Exercise instructions ▸
A single number is the answer here: how many lines below include "крови"?

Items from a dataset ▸
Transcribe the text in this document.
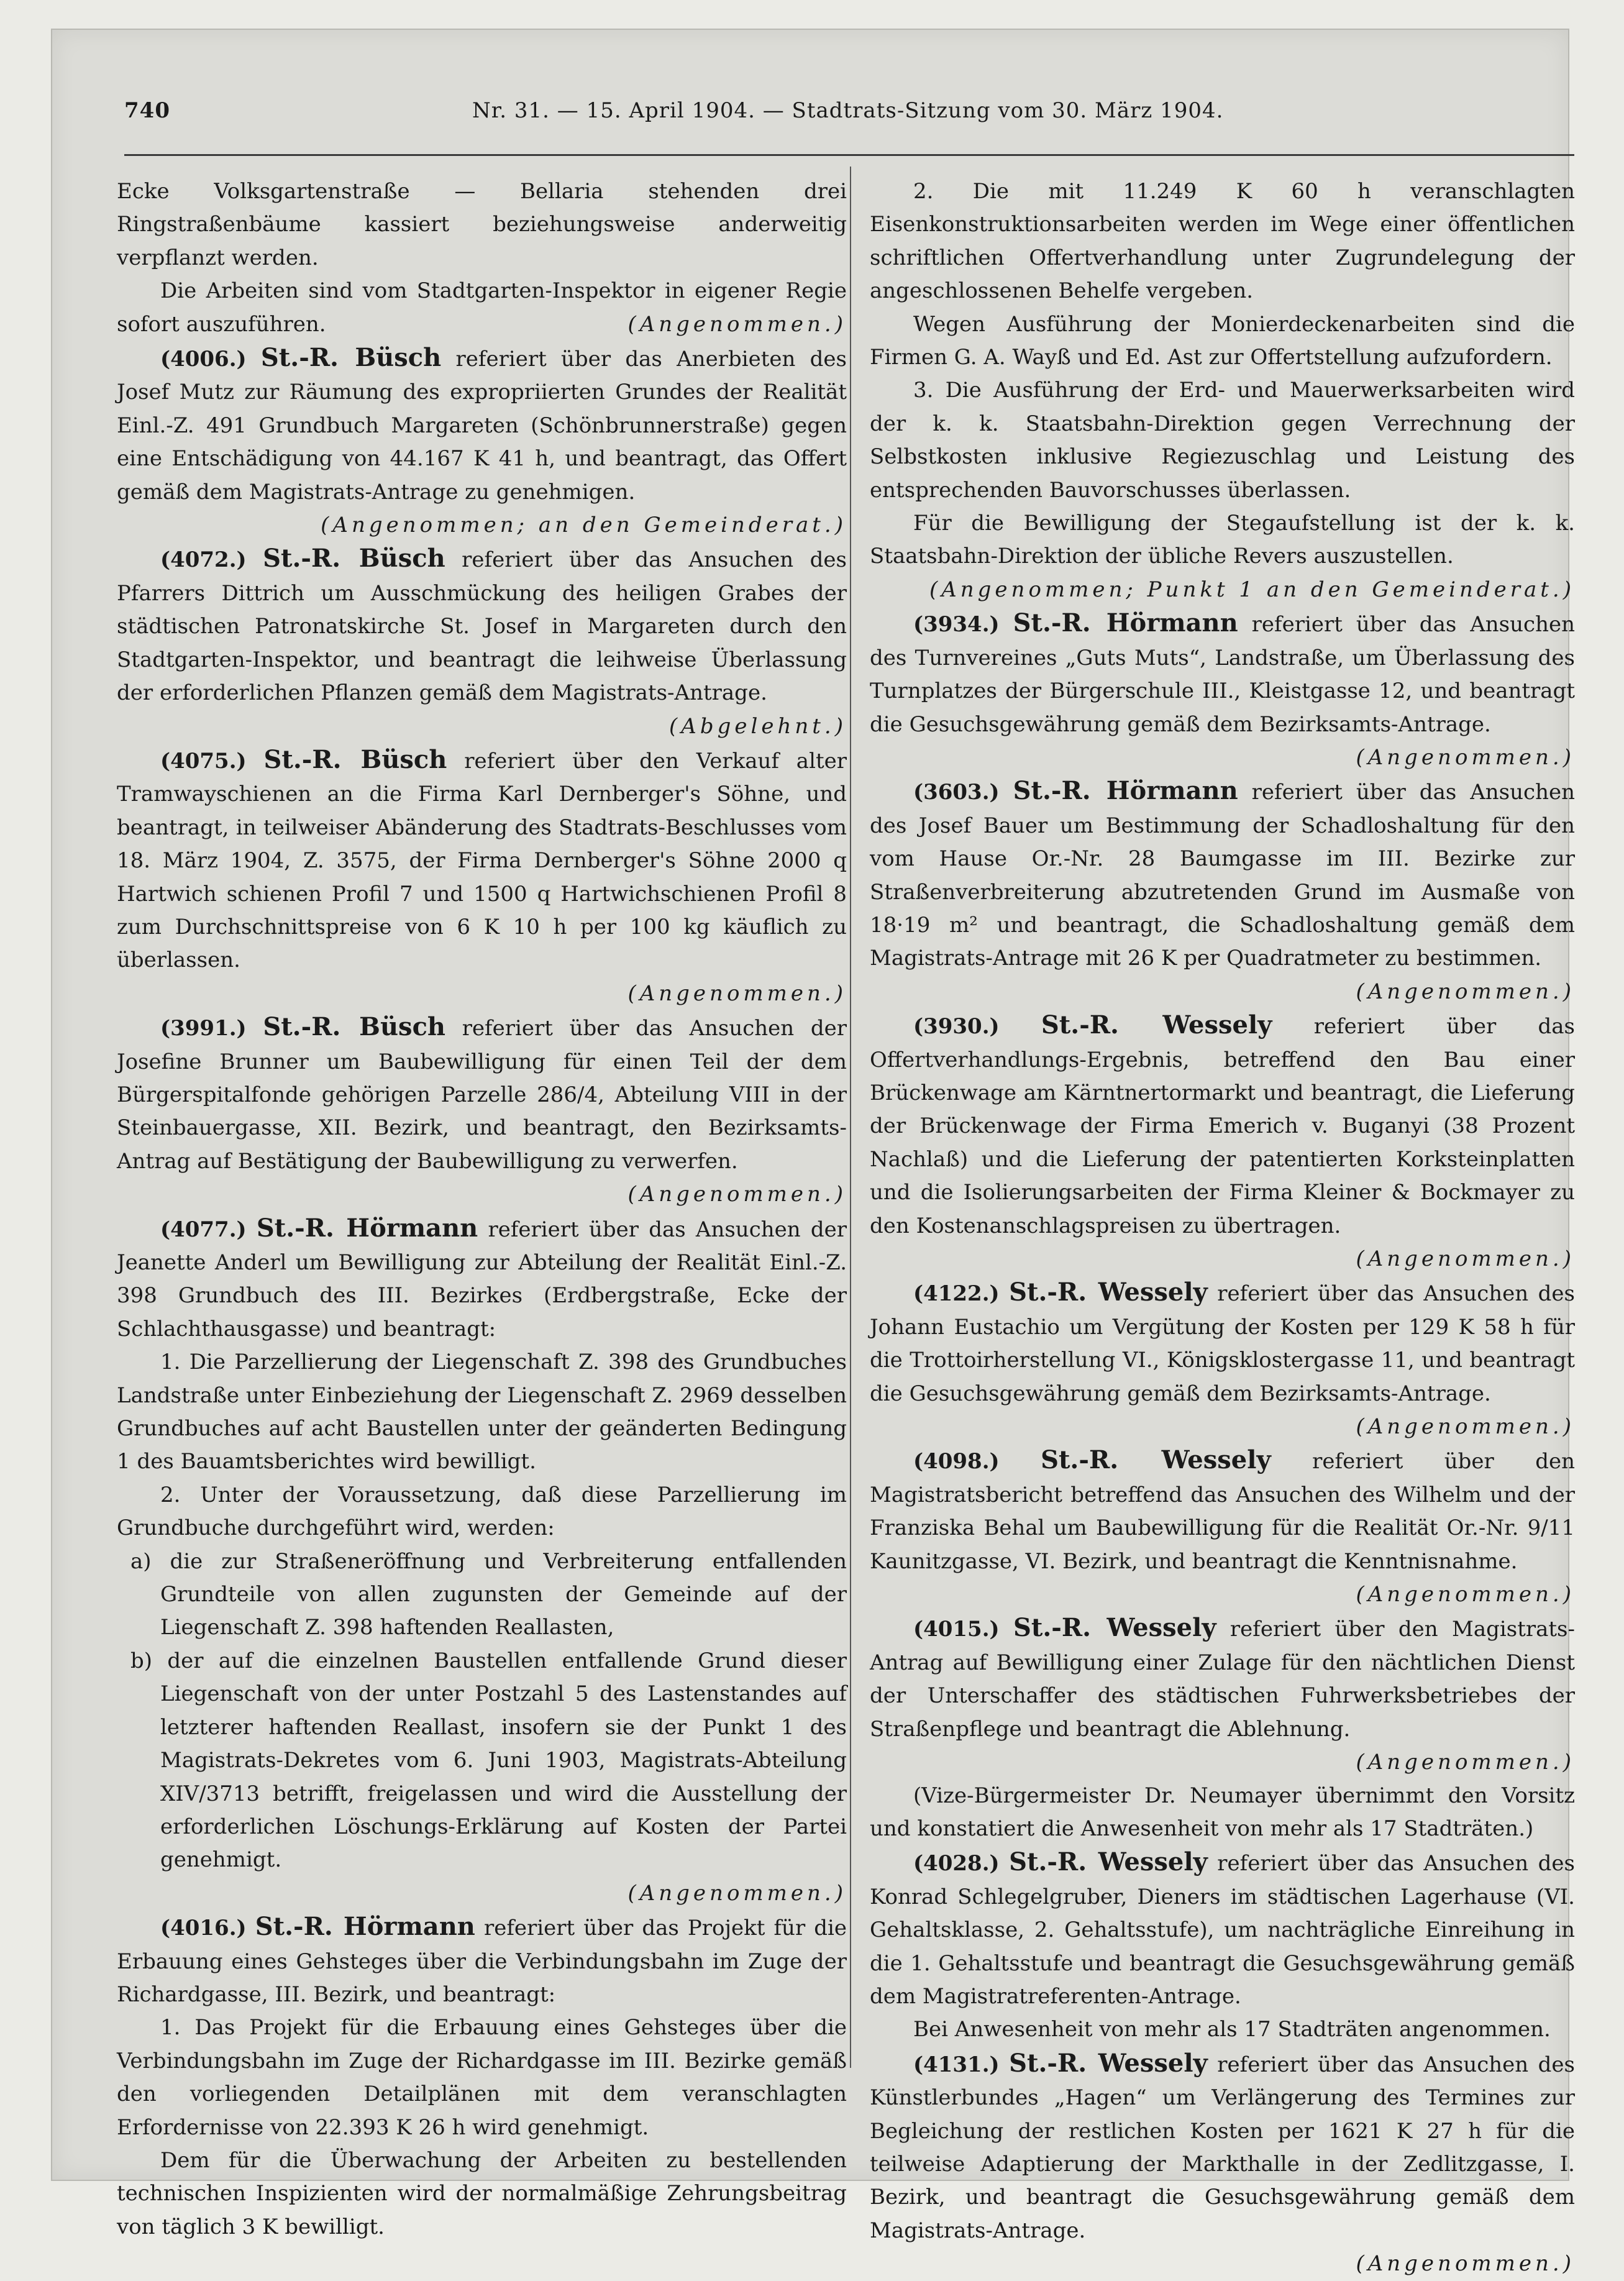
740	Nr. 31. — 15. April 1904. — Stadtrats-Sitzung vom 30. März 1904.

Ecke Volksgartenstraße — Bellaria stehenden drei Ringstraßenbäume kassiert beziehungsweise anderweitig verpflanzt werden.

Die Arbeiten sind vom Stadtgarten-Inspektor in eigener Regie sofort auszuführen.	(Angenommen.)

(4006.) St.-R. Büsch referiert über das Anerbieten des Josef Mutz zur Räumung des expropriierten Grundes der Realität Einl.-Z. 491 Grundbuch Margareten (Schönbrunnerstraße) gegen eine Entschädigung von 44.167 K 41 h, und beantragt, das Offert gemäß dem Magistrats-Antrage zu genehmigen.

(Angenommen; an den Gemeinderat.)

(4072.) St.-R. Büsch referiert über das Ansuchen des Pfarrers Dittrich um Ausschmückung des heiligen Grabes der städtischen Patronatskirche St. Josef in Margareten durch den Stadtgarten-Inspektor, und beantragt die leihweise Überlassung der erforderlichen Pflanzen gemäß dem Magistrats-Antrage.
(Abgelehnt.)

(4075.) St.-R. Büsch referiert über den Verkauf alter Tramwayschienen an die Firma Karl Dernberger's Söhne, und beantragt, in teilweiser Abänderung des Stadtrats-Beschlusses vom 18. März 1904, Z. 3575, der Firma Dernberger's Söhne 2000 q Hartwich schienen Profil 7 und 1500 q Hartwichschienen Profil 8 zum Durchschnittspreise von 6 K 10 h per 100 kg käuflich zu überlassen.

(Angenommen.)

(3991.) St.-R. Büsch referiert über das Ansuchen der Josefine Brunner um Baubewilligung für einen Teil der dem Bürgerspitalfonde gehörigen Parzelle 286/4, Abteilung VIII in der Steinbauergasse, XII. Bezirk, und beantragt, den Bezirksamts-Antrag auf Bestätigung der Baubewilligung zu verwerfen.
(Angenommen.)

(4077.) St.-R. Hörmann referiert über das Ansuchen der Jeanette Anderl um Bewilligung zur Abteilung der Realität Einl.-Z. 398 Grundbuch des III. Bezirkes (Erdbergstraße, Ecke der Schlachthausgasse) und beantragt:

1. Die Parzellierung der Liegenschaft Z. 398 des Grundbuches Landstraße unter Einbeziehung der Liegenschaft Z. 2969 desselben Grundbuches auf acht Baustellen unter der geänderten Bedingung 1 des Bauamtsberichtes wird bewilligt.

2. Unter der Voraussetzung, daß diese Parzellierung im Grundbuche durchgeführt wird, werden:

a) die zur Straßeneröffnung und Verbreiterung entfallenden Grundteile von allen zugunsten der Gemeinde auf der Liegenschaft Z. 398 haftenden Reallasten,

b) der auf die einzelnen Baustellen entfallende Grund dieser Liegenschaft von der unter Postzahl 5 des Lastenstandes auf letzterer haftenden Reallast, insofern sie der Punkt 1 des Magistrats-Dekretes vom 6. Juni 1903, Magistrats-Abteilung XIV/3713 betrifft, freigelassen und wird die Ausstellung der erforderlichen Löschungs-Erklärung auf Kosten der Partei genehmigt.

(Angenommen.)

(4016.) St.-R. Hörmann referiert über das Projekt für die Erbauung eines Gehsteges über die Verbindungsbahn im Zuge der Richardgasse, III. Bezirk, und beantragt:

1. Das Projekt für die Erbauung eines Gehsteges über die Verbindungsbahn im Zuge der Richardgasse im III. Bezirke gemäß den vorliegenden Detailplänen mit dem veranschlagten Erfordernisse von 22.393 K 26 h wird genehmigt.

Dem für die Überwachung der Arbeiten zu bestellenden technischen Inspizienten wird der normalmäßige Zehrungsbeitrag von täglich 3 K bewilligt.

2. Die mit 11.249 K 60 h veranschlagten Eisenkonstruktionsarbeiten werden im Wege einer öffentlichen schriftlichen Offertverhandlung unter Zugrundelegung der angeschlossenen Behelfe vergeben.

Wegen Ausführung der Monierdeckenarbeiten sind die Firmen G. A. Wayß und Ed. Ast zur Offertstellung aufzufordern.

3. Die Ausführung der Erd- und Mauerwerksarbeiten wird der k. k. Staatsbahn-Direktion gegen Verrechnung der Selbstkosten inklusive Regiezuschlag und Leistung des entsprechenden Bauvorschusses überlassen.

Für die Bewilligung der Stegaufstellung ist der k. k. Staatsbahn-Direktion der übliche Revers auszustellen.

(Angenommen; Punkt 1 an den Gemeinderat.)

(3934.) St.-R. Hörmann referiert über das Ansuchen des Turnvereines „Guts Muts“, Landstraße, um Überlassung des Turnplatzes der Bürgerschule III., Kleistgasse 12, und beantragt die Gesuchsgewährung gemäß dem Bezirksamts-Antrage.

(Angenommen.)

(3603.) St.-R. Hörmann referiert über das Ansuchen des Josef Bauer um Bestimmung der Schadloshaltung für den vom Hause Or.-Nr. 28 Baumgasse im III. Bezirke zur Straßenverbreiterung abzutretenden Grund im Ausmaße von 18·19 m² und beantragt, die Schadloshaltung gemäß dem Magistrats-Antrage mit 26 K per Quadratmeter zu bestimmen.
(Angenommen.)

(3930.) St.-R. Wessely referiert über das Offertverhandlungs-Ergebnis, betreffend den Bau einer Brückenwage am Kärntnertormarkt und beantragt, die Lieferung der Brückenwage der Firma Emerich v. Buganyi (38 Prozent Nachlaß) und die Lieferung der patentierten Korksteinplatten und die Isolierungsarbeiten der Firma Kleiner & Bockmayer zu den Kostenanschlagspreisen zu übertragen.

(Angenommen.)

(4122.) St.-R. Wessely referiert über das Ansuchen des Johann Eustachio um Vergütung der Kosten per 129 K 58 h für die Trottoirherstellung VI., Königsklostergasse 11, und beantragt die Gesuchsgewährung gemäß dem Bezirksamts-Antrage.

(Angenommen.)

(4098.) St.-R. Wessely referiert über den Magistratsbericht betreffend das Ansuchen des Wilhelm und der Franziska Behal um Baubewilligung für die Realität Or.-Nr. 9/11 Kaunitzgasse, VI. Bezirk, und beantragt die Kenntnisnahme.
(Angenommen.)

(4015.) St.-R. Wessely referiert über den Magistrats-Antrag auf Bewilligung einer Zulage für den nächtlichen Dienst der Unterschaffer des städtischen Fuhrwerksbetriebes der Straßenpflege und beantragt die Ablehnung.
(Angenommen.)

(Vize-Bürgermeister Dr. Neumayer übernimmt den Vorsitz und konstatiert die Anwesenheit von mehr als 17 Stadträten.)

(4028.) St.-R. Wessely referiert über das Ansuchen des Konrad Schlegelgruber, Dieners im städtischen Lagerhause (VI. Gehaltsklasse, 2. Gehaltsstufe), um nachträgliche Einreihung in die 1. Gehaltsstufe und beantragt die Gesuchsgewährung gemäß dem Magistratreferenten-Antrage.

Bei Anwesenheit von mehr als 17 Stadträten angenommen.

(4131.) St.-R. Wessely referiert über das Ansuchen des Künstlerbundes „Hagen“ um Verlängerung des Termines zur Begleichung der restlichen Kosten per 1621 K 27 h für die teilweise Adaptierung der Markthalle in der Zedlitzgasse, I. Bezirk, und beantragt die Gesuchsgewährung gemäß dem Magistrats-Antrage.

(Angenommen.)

---

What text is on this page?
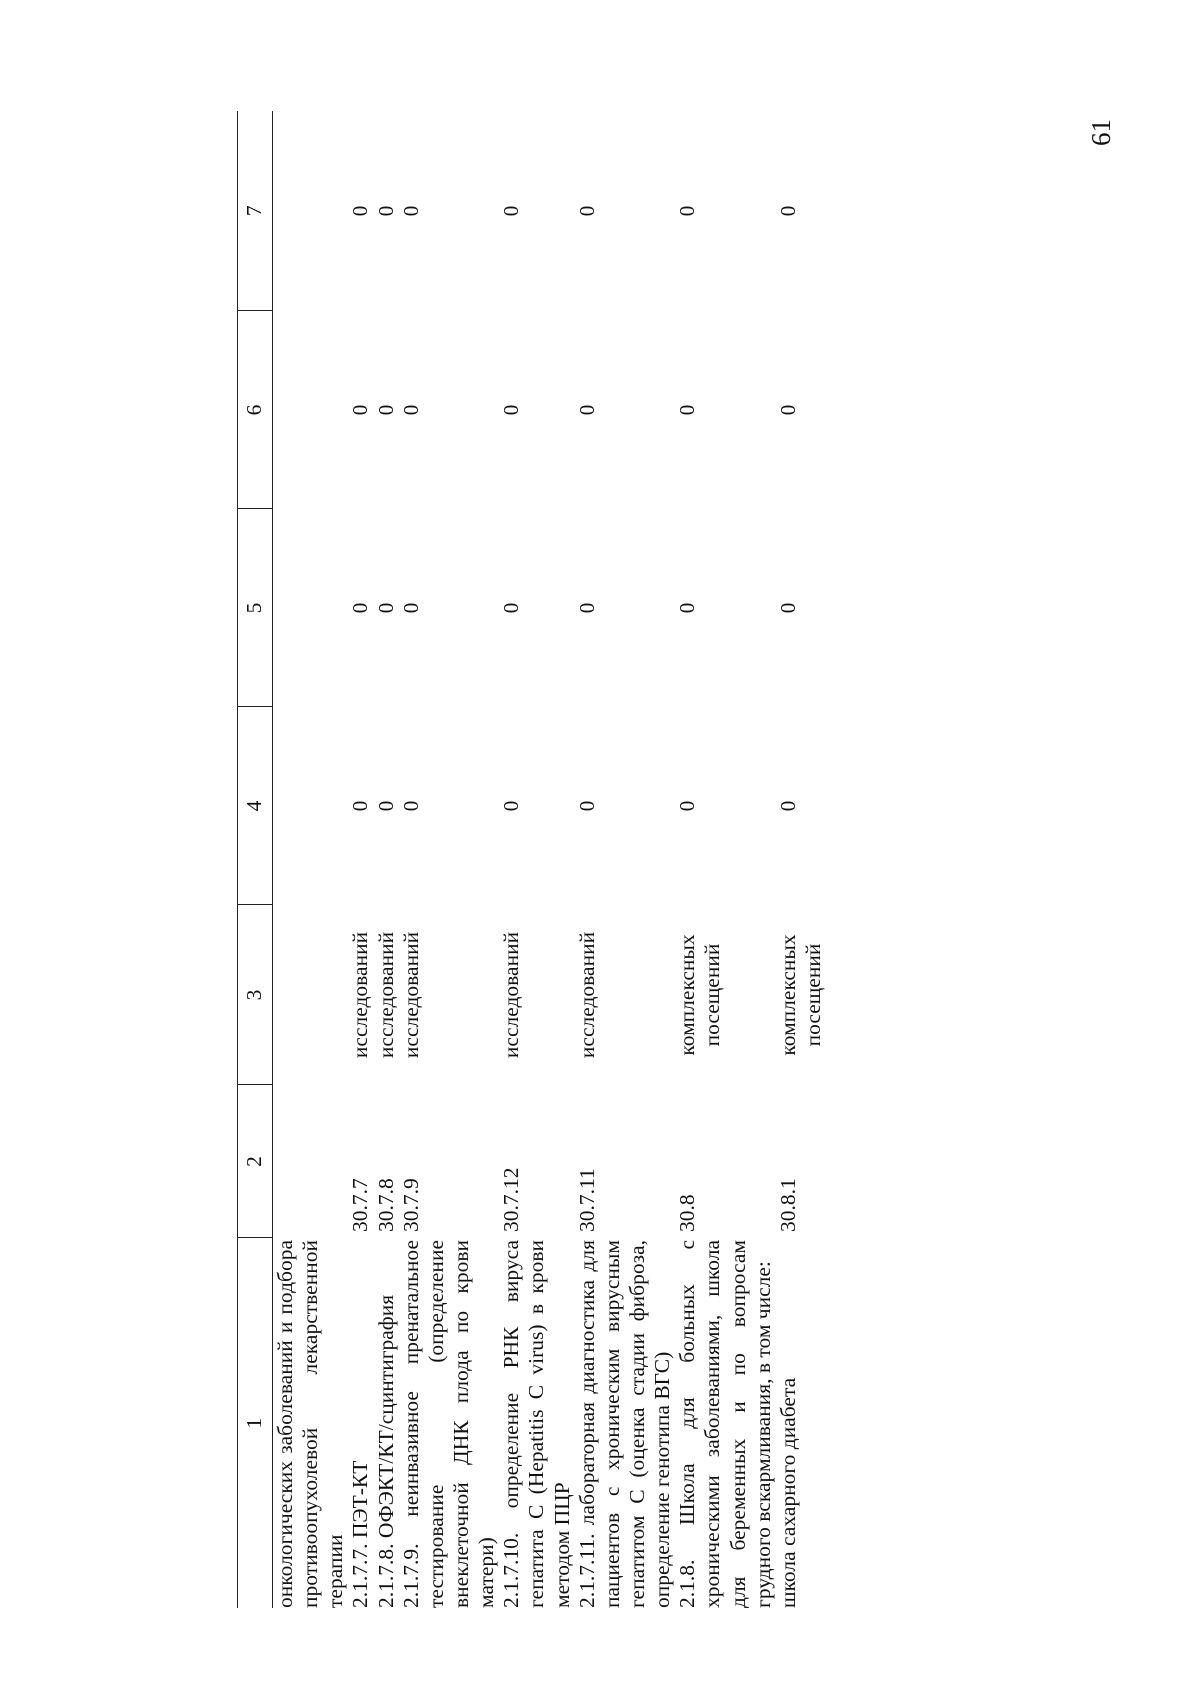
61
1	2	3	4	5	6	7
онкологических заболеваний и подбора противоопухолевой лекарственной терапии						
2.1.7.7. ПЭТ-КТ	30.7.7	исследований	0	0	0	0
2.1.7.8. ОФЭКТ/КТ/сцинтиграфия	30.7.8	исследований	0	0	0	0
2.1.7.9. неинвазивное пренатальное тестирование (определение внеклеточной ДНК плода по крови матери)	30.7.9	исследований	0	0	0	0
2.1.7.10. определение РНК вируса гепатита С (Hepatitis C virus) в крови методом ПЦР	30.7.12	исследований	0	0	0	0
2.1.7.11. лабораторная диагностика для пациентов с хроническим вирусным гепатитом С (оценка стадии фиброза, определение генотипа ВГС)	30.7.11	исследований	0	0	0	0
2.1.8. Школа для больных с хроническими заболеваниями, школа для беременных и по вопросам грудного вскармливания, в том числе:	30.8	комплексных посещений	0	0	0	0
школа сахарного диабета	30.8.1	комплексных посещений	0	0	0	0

Task solution ▸
2